● **Information given**
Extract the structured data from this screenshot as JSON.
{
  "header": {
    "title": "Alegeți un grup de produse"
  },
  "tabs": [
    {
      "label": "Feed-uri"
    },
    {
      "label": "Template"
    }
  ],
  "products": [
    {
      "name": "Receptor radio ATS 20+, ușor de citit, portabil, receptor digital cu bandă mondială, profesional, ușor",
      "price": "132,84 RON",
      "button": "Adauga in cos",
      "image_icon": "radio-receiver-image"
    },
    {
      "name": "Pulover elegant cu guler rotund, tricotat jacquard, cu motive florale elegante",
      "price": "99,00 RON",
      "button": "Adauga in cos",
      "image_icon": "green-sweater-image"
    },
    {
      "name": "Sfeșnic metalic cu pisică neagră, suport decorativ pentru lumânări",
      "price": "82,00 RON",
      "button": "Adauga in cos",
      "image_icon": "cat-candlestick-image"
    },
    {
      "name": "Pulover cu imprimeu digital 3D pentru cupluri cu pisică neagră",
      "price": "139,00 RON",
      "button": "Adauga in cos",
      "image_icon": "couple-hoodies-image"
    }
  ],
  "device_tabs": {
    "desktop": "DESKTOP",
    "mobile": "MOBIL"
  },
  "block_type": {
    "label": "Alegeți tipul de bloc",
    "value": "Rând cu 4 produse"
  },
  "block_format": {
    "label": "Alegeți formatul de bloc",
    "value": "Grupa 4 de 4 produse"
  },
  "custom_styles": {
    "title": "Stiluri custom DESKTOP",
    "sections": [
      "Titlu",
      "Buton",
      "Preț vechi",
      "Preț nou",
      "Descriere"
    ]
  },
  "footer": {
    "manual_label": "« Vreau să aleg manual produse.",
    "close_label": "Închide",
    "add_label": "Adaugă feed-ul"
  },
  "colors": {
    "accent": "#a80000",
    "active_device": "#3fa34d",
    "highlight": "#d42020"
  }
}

● **Written exercise**
Every entry in the listing must be retyped exactly.

● **Output for this task**
Extract the structured data from this screenshot as JSON.
{
  "header": {
    "title": "Alegeți un grup de produse"
  },
  "tabs": [
    {
      "label": "Feed-uri"
    },
    {
      "label": "Template"
    }
  ],
  "products": [
    {
      "name": "Receptor radio ATS 20+, ușor de citit, portabil, receptor digital cu bandă mondială, profesional, ușor",
      "price": "132,84 RON",
      "button": "Adauga in cos",
      "image_icon": "radio-receiver-image"
    },
    {
      "name": "Pulover elegant cu guler rotund, tricotat jacquard, cu motive florale elegante",
      "price": "99,00 RON",
      "button": "Adauga in cos",
      "image_icon": "green-sweater-image"
    },
    {
      "name": "Sfeșnic metalic cu pisică neagră, suport decorativ pentru lumânări",
      "price": "82,00 RON",
      "button": "Adauga in cos",
      "image_icon": "cat-candlestick-image"
    },
    {
      "name": "Pulover cu imprimeu digital 3D pentru cupluri cu pisică neagră",
      "price": "139,00 RON",
      "button": "Adauga in cos",
      "image_icon": "couple-hoodies-image"
    }
  ],
  "device_tabs": {
    "desktop": "DESKTOP",
    "mobile": "MOBIL"
  },
  "block_type": {
    "label": "Alegeți tipul de bloc",
    "value": "Rând cu 4 produse"
  },
  "block_format": {
    "label": "Alegeți formatul de bloc",
    "value": "Grupa 4 de 4 produse"
  },
  "custom_styles": {
    "title": "Stiluri custom DESKTOP",
    "sections": [
      "Titlu",
      "Buton",
      "Preț vechi",
      "Preț nou",
      "Descriere"
    ]
  },
  "footer": {
    "manual_label": "« Vreau să aleg manual produse.",
    "close_label": "Închide",
    "add_label": "Adaugă feed-ul"
  },
  "colors": {
    "accent": "#a80000",
    "active_device": "#3fa34d",
    "highlight": "#d42020"
  }
}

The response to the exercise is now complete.